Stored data
——————————

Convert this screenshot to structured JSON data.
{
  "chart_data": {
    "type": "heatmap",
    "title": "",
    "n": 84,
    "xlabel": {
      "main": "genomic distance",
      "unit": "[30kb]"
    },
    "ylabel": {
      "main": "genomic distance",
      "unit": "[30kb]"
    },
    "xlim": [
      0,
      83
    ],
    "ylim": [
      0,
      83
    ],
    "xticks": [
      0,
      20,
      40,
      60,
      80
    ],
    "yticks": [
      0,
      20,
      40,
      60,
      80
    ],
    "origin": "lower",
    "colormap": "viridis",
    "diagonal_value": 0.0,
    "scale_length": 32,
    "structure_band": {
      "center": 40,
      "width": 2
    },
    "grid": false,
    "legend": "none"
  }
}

——————————

Transcribe every line of the records exactly, please.

Response below:
Convert this screenshot to structured JSON data.
{
  "chart_data": {
    "type": "heatmap",
    "title": "",
    "n": 84,
    "xlabel": {
      "main": "genomic distance",
      "unit": "[30kb]"
    },
    "ylabel": {
      "main": "genomic distance",
      "unit": "[30kb]"
    },
    "xlim": [
      0,
      83
    ],
    "ylim": [
      0,
      83
    ],
    "xticks": [
      0,
      20,
      40,
      60,
      80
    ],
    "yticks": [
      0,
      20,
      40,
      60,
      80
    ],
    "origin": "lower",
    "colormap": "viridis",
    "diagonal_value": 0.0,
    "scale_length": 32,
    "structure_band": {
      "center": 40,
      "width": 2
    },
    "grid": false,
    "legend": "none"
  }
}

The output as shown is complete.